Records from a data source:
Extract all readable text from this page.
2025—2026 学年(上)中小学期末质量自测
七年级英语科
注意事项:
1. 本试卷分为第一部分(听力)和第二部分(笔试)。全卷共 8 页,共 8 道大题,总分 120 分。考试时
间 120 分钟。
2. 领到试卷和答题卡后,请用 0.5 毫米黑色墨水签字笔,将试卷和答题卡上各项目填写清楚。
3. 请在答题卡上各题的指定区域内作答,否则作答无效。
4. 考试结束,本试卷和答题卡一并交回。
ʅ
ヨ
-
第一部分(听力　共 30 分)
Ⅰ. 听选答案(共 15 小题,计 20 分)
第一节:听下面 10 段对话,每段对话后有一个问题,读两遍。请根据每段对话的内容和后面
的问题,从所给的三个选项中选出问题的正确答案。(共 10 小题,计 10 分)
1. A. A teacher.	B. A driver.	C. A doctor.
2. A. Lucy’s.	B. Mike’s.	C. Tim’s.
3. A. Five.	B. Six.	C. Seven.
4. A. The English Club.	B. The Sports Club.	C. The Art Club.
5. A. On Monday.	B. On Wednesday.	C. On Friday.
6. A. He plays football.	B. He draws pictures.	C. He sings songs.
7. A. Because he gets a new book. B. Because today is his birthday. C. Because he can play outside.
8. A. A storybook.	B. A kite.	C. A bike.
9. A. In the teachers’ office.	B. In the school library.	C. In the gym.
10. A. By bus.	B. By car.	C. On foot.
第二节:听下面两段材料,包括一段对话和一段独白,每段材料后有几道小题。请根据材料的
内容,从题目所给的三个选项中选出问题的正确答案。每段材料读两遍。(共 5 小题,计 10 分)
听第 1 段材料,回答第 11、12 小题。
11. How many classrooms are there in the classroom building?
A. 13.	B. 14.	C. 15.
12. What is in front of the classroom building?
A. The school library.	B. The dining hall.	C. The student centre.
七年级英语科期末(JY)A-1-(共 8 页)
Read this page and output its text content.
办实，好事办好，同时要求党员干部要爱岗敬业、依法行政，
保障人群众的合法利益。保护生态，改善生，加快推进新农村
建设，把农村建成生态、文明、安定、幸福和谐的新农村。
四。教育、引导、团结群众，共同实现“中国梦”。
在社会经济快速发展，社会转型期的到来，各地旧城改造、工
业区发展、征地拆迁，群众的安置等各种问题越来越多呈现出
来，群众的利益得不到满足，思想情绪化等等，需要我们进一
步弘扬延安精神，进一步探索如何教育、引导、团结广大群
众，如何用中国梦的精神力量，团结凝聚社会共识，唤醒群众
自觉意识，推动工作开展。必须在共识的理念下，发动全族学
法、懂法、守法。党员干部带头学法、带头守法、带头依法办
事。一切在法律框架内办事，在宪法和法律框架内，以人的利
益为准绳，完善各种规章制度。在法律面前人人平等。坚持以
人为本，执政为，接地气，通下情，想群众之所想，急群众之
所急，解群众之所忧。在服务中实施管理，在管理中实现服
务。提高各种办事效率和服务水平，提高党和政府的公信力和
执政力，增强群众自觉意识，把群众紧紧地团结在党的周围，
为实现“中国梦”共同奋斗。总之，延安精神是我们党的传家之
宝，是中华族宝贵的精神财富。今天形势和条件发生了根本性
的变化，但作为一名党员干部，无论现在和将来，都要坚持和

DIRECTIVE
Copy each line of the preceding data that contains the string "this".

FINISHED TASK
Extract all readable text from this page.
Read this page and output its text content.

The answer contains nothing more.